La reciente Cumbre sobre Envejecimiento Inteligente llevada a cabo en Oxford ha arrojado importantes conclusiones sobre cómo el estilo de vida influye en la salud durante la vejez. Un informe elaborado por el Proyecto de Longevidad de Oxford sostiene que al menos el 80% de los problemas de salud que enfrentan las personas mayores son consecuencia de decisiones individuales. Este documento, que reúne las voces de expertos en medicina, fisiología y educación, desafía las creencias comunes sobre la inevitabilidad del deterioro relacionado con la edad, sugiriendo que los individuos tienen un control significativo sobre su bienestar a medida que envejecen.

El informe, mencionado por distintos medios británicos, ha sido elaborado por un panel que incluye a figuras destacadas como Sir Christopher Ball y Sir Muir Gray. Ball, a sus 91 años, ha señalado que aunque algunos consideran que el impacto del estilo de vida puede ser aún mayor, un 80% es una estimación razonable. Entre las recomendaciones que surgen de este análisis se encuentran evitar el consumo de alimentos ultraprocesados, limitar la ingesta de alcohol y fomentar hábitos de sueño saludables, así como no cenar después de las 18:30, prácticas que, según los autores, podrían tener un efecto positivo significativo en la salud de las personas mayores.

El informe también llama a la acción a las autoridades británicas, sugiriendo la implementación de regulaciones más estrictas en cuanto al consumo de alcohol, similar a las que se han establecido para el tabaco. Sir Christopher Ball enfatiza la peligrosidad del alcohol, al señalar que “es tóxico y no debería ser consumido”. Esta postura resalta la idea de que el entorno y el estilo de vida juegan un papel más crucial que la genética en la longevidad, una afirmación que encuentra respaldo en investigaciones previas llevadas a cabo por Oxford Population Health y el Estudio de Gemelos de Referencia.

□ □ □ □

Qué harás:
Responde con datos del texto sobre envejecimiento:
(a) ¿Cuántos años tiene Sir Christopher Ball?
(b) ¿Después de qué hora se recomienda no cenar?
(c) ¿A las regulaciones de qué producto deberían parecerse las que el informe propone para el alcohol?
Las entradas no son necesarias para esta tarea.

Registros del conjunto de datos:
□ □ □ □

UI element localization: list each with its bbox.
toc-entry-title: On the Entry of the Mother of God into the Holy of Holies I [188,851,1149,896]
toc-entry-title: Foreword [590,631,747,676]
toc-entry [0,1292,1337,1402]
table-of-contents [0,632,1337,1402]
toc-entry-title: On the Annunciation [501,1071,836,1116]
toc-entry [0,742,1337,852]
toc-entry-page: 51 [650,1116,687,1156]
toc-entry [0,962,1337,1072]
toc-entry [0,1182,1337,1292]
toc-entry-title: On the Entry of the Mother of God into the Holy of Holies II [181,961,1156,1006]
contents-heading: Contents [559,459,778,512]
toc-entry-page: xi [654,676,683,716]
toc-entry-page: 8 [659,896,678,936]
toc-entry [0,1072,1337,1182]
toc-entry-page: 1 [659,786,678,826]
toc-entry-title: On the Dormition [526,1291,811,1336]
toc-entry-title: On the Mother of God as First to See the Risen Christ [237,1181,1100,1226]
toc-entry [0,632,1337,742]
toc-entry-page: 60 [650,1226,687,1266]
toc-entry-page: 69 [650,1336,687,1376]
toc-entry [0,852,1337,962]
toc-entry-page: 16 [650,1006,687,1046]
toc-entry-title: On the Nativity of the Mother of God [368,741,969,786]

□ □ □ □

Resultado:
(a) 91 años.
(b) Después de las 18:30.
(c) Del tabaco.